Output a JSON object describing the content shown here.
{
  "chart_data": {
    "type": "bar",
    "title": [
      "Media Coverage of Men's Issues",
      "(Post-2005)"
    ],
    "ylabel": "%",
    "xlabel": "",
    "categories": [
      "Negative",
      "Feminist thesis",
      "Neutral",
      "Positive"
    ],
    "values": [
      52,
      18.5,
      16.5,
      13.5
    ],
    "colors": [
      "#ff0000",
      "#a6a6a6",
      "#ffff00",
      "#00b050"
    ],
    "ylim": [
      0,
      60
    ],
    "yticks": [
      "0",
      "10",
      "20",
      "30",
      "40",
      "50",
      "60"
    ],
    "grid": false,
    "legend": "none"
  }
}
● ● ● ●
Every line above should be written out again exactly as it stands.

▸ **Right answer**
Output a JSON object describing the content shown here.
{
  "chart_data": {
    "type": "bar",
    "title": [
      "Media Coverage of Men's Issues",
      "(Post-2005)"
    ],
    "ylabel": "%",
    "xlabel": "",
    "categories": [
      "Negative",
      "Feminist thesis",
      "Neutral",
      "Positive"
    ],
    "values": [
      52,
      18.5,
      16.5,
      13.5
    ],
    "colors": [
      "#ff0000",
      "#a6a6a6",
      "#ffff00",
      "#00b050"
    ],
    "ylim": [
      0,
      60
    ],
    "yticks": [
      "0",
      "10",
      "20",
      "30",
      "40",
      "50",
      "60"
    ],
    "grid": false,
    "legend": "none"
  }
}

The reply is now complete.